» **WORK REQUIRED**:
Single out the lines that include the word "handset". Copy them.

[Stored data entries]
--*--
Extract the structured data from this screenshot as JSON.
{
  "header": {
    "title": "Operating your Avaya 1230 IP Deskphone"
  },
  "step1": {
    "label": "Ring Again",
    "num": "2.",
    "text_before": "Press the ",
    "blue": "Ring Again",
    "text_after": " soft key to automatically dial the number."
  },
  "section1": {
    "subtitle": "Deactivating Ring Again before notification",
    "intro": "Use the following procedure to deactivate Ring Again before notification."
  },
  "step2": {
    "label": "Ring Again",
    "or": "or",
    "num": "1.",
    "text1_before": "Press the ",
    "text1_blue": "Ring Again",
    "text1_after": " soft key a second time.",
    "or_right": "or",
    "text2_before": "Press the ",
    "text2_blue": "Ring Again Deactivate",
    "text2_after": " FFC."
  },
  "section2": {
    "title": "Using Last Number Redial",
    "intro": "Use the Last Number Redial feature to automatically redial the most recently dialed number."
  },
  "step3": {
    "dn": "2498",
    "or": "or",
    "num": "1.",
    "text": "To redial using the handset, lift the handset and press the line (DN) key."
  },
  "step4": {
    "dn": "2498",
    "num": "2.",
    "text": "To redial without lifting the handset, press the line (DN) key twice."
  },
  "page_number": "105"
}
--*--
» **RESULT OF THIS EXERCISE**:
    "text": "To redial using the handset, lift the handset and press the line (DN) key."
    "text": "To redial without lifting the handset, press the line (DN) key twice."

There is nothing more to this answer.